◆ Problem requirements ◆
Print the stretch from the line containing "vout-trace (28, 97, 632, 153)" through the line containing "Annotate this image: element", both included, reproducing each line with no changes.

====== Data listing

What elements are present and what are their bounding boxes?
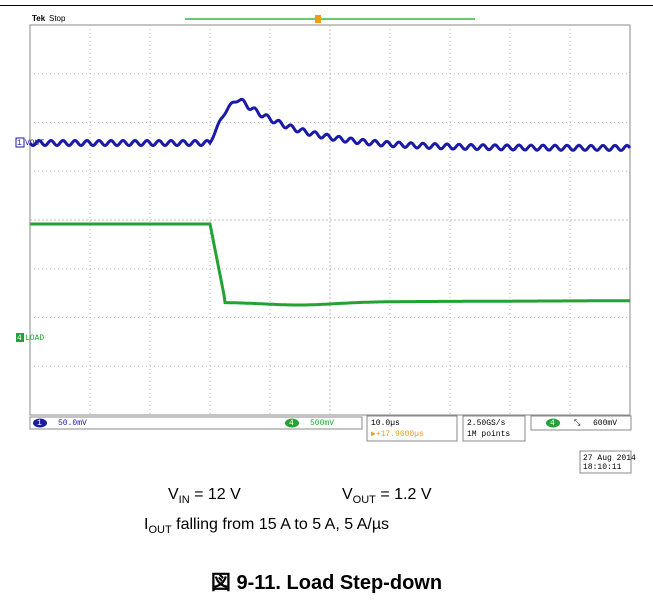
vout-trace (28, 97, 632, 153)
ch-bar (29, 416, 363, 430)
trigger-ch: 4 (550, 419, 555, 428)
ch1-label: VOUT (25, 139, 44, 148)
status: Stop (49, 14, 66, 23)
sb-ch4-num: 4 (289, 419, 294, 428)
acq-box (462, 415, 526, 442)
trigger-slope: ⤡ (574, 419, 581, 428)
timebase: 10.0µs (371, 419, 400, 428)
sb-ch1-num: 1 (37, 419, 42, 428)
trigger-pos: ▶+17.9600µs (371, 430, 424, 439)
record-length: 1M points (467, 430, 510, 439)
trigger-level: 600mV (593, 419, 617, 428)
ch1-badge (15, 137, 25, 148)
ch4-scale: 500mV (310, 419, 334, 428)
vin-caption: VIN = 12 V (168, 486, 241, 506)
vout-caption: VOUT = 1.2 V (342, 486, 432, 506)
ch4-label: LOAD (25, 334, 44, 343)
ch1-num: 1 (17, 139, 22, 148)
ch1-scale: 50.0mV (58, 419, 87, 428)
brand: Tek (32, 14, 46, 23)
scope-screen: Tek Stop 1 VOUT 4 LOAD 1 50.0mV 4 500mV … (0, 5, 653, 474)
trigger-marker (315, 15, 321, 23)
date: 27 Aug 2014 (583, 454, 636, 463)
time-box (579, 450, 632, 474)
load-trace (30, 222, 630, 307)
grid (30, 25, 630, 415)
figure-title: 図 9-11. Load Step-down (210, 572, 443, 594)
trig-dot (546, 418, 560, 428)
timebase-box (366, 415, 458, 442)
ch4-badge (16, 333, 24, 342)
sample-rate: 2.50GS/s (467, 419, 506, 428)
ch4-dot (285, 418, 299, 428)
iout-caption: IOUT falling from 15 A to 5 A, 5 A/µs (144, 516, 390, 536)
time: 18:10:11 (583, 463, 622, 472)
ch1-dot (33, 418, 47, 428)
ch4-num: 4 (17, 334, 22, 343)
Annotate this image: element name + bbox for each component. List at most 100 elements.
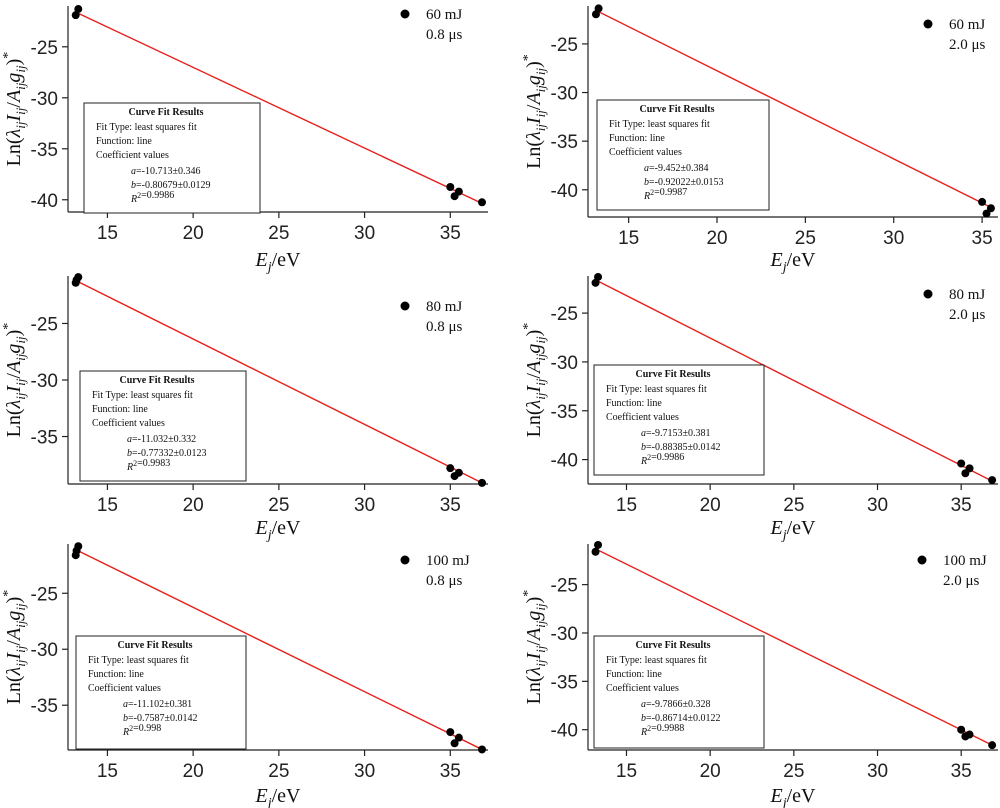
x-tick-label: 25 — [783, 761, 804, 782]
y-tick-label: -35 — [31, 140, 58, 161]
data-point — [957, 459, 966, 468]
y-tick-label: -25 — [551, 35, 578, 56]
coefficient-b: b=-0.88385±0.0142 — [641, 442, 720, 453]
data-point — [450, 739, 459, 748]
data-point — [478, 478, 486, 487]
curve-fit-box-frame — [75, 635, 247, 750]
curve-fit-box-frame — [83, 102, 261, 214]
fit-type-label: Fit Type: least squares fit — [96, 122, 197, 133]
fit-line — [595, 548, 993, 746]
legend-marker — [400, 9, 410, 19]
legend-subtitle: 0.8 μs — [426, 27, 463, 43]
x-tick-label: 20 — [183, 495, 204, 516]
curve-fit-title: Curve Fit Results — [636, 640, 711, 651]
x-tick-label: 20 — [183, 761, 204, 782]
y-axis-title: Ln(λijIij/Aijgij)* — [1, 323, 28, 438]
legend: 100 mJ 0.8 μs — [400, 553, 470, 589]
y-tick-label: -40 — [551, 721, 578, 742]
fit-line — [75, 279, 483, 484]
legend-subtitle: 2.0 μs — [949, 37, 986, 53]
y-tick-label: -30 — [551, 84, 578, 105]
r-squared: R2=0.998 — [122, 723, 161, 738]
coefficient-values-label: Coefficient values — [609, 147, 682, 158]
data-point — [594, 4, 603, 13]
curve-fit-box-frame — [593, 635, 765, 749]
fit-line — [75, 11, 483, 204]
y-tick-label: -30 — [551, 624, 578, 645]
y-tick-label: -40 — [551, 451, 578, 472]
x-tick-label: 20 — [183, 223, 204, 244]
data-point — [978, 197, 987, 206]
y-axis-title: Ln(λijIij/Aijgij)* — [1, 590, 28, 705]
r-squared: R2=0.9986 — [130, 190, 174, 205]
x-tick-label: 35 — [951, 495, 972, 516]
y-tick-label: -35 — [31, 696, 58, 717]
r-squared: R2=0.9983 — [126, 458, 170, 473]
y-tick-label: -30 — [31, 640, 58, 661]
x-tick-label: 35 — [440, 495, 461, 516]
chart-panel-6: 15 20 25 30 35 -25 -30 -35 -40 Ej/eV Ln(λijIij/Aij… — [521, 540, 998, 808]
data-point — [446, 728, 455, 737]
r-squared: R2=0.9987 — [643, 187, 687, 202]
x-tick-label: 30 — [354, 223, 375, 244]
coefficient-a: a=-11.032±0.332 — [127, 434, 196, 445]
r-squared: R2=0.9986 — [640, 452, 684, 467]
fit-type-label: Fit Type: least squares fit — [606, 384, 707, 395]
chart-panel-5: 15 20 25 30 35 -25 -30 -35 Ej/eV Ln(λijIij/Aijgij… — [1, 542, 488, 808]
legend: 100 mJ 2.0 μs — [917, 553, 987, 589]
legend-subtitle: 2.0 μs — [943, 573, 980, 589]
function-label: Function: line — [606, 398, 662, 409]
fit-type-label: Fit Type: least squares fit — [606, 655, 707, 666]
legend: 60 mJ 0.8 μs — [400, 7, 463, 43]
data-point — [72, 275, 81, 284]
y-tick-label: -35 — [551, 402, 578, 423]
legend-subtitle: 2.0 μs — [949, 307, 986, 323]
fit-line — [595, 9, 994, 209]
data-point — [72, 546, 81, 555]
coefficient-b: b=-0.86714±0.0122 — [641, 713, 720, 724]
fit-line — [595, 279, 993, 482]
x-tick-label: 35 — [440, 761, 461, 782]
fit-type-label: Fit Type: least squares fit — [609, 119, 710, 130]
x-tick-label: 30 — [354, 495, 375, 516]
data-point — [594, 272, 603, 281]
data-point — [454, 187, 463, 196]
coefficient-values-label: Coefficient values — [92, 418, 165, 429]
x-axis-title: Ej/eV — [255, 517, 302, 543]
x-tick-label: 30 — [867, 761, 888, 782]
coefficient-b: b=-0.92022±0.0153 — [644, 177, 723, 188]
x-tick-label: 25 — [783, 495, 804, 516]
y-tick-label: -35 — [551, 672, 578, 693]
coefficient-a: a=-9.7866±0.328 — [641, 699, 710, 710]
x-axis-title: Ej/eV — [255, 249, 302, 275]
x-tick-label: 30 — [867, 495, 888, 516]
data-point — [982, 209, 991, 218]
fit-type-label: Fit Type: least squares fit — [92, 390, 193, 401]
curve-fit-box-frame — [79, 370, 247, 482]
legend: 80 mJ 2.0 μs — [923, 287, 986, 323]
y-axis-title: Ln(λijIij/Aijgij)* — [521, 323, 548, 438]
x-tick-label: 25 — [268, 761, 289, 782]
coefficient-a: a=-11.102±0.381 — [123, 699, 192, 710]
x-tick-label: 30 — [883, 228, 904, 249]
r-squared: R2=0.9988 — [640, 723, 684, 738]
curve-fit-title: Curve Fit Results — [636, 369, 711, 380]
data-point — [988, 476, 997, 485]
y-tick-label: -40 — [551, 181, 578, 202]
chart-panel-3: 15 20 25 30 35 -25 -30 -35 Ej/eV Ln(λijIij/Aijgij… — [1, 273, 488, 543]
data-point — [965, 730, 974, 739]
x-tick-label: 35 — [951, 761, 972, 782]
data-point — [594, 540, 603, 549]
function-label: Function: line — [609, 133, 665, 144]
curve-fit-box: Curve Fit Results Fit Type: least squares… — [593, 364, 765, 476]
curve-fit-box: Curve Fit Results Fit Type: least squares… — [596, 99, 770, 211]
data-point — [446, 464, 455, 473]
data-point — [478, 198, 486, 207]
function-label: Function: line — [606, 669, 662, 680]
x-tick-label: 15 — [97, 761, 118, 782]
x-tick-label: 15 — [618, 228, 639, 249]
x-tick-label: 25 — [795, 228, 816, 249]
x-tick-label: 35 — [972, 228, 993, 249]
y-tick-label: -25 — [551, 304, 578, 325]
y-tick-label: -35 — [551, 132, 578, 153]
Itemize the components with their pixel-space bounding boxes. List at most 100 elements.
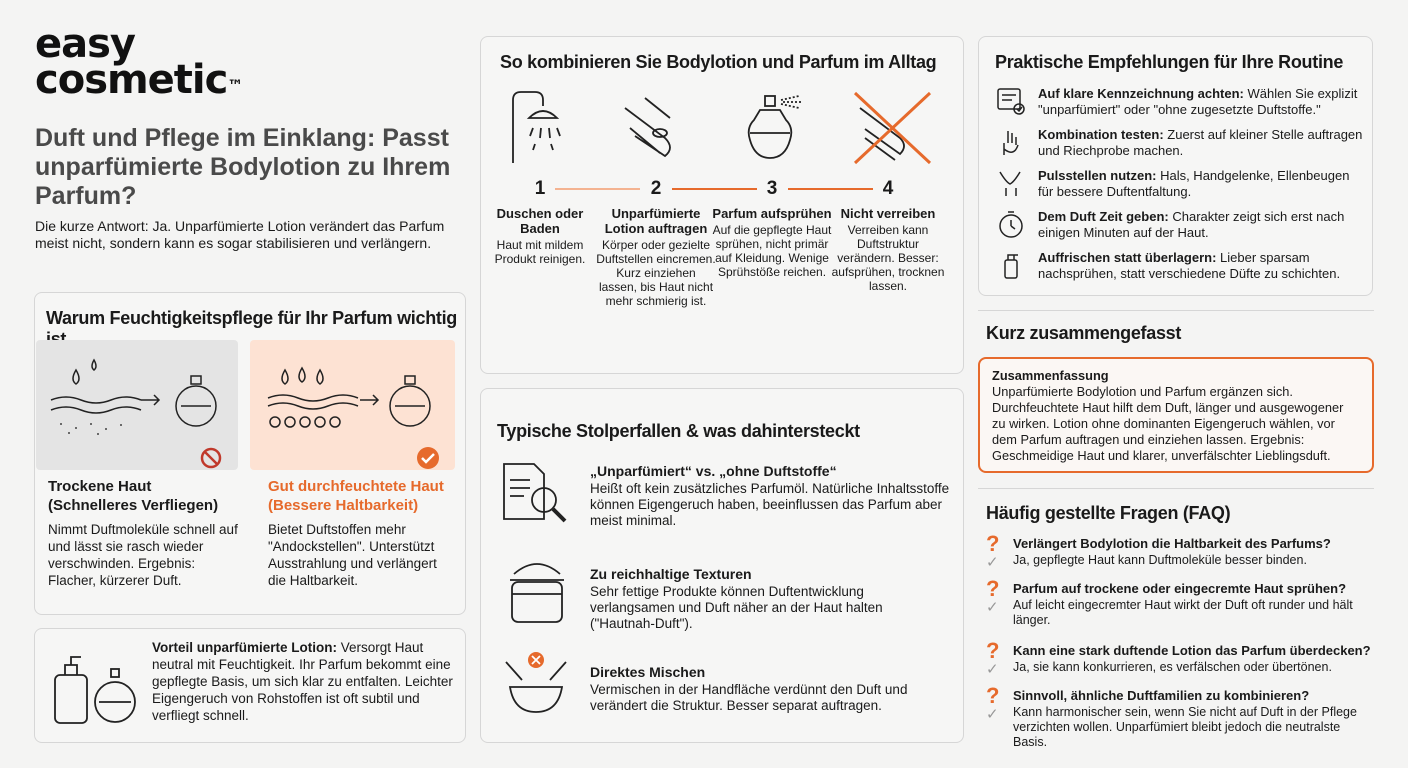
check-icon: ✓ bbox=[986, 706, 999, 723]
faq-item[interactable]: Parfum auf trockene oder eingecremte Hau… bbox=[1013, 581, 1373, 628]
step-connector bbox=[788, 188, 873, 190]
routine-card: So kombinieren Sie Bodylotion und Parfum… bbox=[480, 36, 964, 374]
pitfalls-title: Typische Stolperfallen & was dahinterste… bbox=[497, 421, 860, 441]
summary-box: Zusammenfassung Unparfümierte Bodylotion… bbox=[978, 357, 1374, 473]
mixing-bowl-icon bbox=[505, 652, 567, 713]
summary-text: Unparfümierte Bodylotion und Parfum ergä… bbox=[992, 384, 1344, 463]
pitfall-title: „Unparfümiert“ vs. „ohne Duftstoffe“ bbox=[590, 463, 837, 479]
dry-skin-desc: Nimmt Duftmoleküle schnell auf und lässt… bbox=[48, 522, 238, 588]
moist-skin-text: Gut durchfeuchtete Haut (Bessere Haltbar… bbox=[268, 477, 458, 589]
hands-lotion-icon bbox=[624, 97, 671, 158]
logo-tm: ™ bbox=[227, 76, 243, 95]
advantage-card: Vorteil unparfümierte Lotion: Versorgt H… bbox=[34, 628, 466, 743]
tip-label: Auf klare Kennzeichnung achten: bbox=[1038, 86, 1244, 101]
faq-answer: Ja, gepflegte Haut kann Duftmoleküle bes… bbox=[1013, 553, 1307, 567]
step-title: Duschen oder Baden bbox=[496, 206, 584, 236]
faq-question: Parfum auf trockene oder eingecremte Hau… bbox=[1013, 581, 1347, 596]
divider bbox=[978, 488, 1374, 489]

============

◆ The result ◆
vout-trace (28, 97, 632, 153)
ch-bar (29, 416, 363, 430)
trigger-ch: 4 (550, 419, 555, 428)
ch1-label: VOUT (25, 139, 44, 148)
status: Stop (49, 14, 66, 23)
sb-ch4-num: 4 (289, 419, 294, 428)
acq-box (462, 415, 526, 442)
trigger-slope: ⤡ (574, 419, 581, 428)
timebase: 10.0µs (371, 419, 400, 428)
sb-ch1-num: 1 (37, 419, 42, 428)
trigger-pos: ▶+17.9600µs (371, 430, 424, 439)
record-length: 1M points (467, 430, 510, 439)
trigger-level: 600mV (593, 419, 617, 428)
ch1-badge (15, 137, 25, 148)
ch4-scale: 500mV (310, 419, 334, 428)
vin-caption: VIN = 12 V (168, 486, 241, 506)
vout-caption: VOUT = 1.2 V (342, 486, 432, 506)
ch4-label: LOAD (25, 334, 44, 343)
ch1-num: 1 (17, 139, 22, 148)
ch1-scale: 50.0mV (58, 419, 87, 428)
brand: Tek (32, 14, 46, 23)
scope-screen: Tek Stop 1 VOUT 4 LOAD 1 50.0mV 4 500mV … (0, 5, 653, 474)
trigger-marker (315, 15, 321, 23)
date: 27 Aug 2014 (583, 454, 636, 463)
time-box (579, 450, 632, 474)
load-trace (30, 222, 630, 307)
grid (30, 25, 630, 415)
figure-title: 図 9-11. Load Step-down (210, 572, 443, 594)
trig-dot (546, 418, 560, 428)
timebase-box (366, 415, 458, 442)
ch4-badge (16, 333, 24, 342)
sample-rate: 2.50GS/s (467, 419, 506, 428)
ch4-dot (285, 418, 299, 428)
iout-caption: IOUT falling from 15 A to 5 A, 5 A/µs (144, 516, 390, 536)
time: 18:10:11 (583, 463, 622, 472)
ch1-dot (33, 418, 47, 428)
ch4-num: 4 (17, 334, 22, 343)
Annotate this image: element name + bbox for each component. List at most 100 elements.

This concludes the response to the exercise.